>> BEGIN Excerpted data
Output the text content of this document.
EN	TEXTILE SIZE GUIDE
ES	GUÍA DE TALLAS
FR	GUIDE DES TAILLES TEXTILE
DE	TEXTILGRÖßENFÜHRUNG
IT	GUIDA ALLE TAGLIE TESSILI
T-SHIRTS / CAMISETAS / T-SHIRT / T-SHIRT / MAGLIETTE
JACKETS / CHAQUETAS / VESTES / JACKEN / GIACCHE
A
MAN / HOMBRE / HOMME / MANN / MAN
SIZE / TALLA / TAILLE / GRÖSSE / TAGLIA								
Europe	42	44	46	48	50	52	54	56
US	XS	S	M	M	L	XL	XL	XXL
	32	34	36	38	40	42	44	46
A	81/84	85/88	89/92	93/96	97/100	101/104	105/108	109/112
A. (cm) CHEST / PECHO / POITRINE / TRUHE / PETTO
>> END Excerpted data
>> BEGIN Excerpted data
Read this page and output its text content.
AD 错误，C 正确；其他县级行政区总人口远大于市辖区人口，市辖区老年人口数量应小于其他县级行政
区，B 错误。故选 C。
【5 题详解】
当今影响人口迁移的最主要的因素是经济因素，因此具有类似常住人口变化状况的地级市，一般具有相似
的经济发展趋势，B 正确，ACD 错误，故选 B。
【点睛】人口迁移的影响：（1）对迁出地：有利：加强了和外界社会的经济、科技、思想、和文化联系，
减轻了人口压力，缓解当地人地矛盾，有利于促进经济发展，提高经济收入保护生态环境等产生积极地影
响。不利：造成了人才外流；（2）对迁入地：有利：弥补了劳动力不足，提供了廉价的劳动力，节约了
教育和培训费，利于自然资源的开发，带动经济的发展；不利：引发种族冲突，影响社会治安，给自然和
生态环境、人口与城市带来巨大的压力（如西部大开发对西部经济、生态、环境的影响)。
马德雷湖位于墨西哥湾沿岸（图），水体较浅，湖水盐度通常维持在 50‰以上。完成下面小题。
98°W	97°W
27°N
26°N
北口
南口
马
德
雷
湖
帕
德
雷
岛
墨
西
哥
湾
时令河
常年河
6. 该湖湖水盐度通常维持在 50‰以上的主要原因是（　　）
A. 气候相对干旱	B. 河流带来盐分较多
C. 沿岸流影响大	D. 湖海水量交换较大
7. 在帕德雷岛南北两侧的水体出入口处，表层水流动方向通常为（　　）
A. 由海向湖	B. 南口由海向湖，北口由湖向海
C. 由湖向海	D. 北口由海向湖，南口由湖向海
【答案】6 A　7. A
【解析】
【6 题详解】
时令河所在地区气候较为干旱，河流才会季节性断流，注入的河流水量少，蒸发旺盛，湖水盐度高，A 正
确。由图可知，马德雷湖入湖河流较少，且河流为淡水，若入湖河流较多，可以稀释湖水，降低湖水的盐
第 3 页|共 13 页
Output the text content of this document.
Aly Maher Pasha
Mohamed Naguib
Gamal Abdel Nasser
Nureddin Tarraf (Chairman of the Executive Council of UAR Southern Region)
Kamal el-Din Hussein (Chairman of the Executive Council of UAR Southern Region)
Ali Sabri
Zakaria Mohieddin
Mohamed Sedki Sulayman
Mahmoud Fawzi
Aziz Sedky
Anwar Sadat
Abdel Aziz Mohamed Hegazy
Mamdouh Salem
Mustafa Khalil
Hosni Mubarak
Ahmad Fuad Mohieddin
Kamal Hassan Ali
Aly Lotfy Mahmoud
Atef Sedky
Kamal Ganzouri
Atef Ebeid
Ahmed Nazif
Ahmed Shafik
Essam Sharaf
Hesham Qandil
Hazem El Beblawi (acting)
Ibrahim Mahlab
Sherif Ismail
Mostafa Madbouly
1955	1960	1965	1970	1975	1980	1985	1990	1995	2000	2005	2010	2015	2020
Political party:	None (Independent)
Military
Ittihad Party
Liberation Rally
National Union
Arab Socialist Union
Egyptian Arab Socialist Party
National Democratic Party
>> END Excerpted data
Description of the task: Pull out every line holding "Socialist" from the records above, and copy it.

The solution:
Arab Socialist Union
Egyptian Arab Socialist Party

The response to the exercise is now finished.